**PROVIDED DATA**:

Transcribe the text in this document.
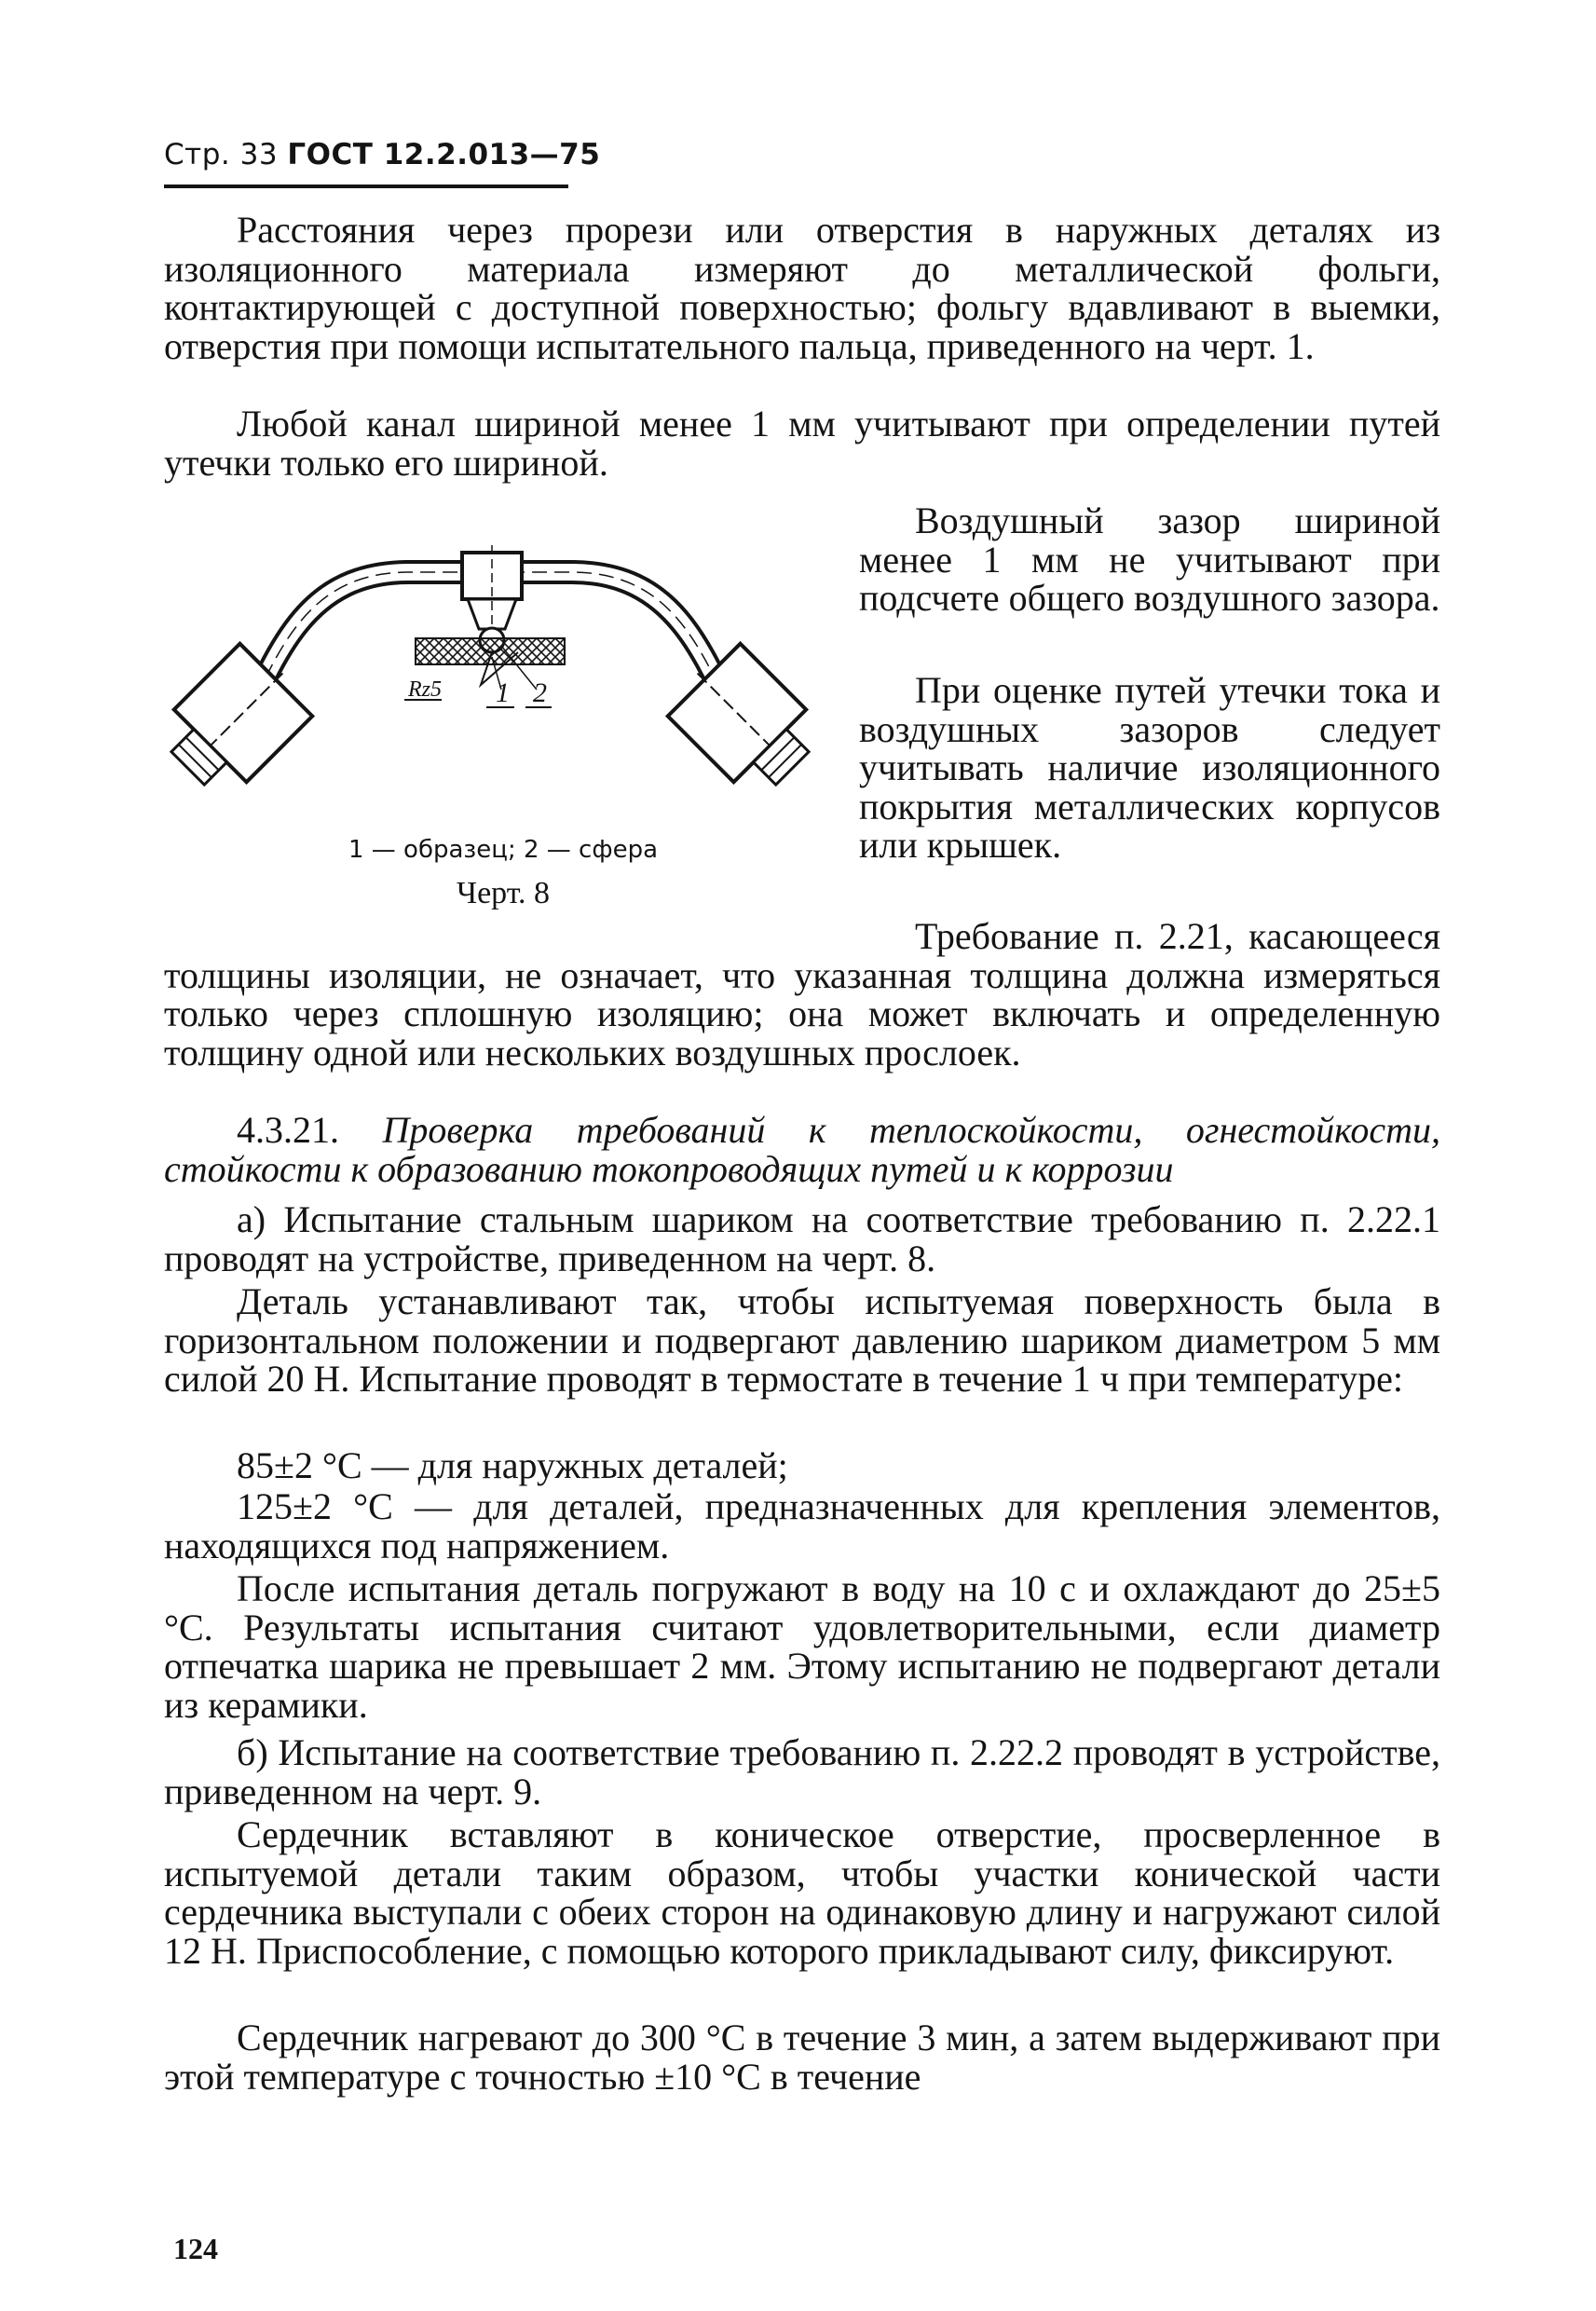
Стр. 33 ГОСТ 12.2.013—75

Расстояния через прорези или отверстия в наружных деталях из изоляционного материала измеряют до металлической фольги, контактирующей с доступной поверхностью; фольгу вдавливают в выемки, отверстия при помощи испытательного пальца, приведенного на черт. 1.

Любой канал шириной менее 1 мм учитывают при определении путей утечки только его шириной.

Rz5 1 2
1 — образец; 2 — сфера
Черт. 8

Воздушный зазор шириной менее 1 мм не учитывают при подсчете общего воздушного зазора.

При оценке путей утечки тока и воздушных зазоров следует учитывать наличие изоляционного покрытия металлических корпусов или крышек.

Требование п. 2.21, касающееся толщины изоляции, не означает, что указанная толщина должна измеряться только через сплошную изоляцию; она может включать и определенную толщину одной или нескольких воздушных прослоек.

4.3.21. Проверка требований к теплоскойкости, огнестойкости, стойкости к образованию токопроводящих путей и к коррозии

а) Испытание стальным шариком на соответствие требованию п. 2.22.1 проводят на устройстве, приведенном на черт. 8.

Деталь устанавливают так, чтобы испытуемая поверхность была в горизонтальном положении и подвергают давлению шариком диаметром 5 мм силой 20 Н. Испытание проводят в термостате в течение 1 ч при температуре:

85±2 °С — для наружных деталей;

125±2 °С — для деталей, предназначенных для крепления элементов, находящихся под напряжением.

После испытания деталь погружают в воду на 10 с и охлаждают до 25±5 °С. Результаты испытания считают удовлетворительными, если диаметр отпечатка шарика не превышает 2 мм. Этому испытанию не подвергают детали из керамики.

б) Испытание на соответствие требованию п. 2.22.2 проводят в устройстве, приведенном на черт. 9.

Сердечник вставляют в коническое отверстие, просверленное в испытуемой детали таким образом, чтобы участки конической части сердечника выступали с обеих сторон на одинаковую длину и нагружают силой 12 Н. Приспособление, с помощью которого прикладывают силу, фиксируют.

Сердечник нагревают до 300 °С в течение 3 мин, а затем выдерживают при этой температуре с точностью ±10 °С в течение

124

**DIRECTIVE**: Write out the listing above again, exactly, but with no pictures in the copy.

**RESPONSE**:
Transcribe the text in this document.
Стр. 33 ГОСТ 12.2.013—75

Расстояния через прорези или отверстия в наружных деталях из изоляционного материала измеряют до металлической фольги, контактирующей с доступной поверхностью; фольгу вдавливают в выемки, отверстия при помощи испытательного пальца, приведенного на черт. 1.

Любой канал шириной менее 1 мм учитывают при определении путей утечки только его шириной.

Rz5 1 2
1 — образец; 2 — сфера
Черт. 8

Воздушный зазор шириной менее 1 мм не учитывают при подсчете общего воздушного зазора.

При оценке путей утечки тока и воздушных зазоров следует учитывать наличие изоляционного покрытия металлических корпусов или крышек.

Требование п. 2.21, касающееся толщины изоляции, не означает, что указанная толщина должна измеряться только через сплошную изоляцию; она может включать и определенную толщину одной или нескольких воздушных прослоек.

4.3.21. Проверка требований к теплоскойкости, огнестойкости, стойкости к образованию токопроводящих путей и к коррозии

а) Испытание стальным шариком на соответствие требованию п. 2.22.1 проводят на устройстве, приведенном на черт. 8.

Деталь устанавливают так, чтобы испытуемая поверхность была в горизонтальном положении и подвергают давлению шариком диаметром 5 мм силой 20 Н. Испытание проводят в термостате в течение 1 ч при температуре:

85±2 °С — для наружных деталей;

125±2 °С — для деталей, предназначенных для крепления элементов, находящихся под напряжением.

После испытания деталь погружают в воду на 10 с и охлаждают до 25±5 °С. Результаты испытания считают удовлетворительными, если диаметр отпечатка шарика не превышает 2 мм. Этому испытанию не подвергают детали из керамики.

б) Испытание на соответствие требованию п. 2.22.2 проводят в устройстве, приведенном на черт. 9.

Сердечник вставляют в коническое отверстие, просверленное в испытуемой детали таким образом, чтобы участки конической части сердечника выступали с обеих сторон на одинаковую длину и нагружают силой 12 Н. Приспособление, с помощью которого прикладывают силу, фиксируют.

Сердечник нагревают до 300 °С в течение 3 мин, а затем выдерживают при этой температуре с точностью ±10 °С в течение

124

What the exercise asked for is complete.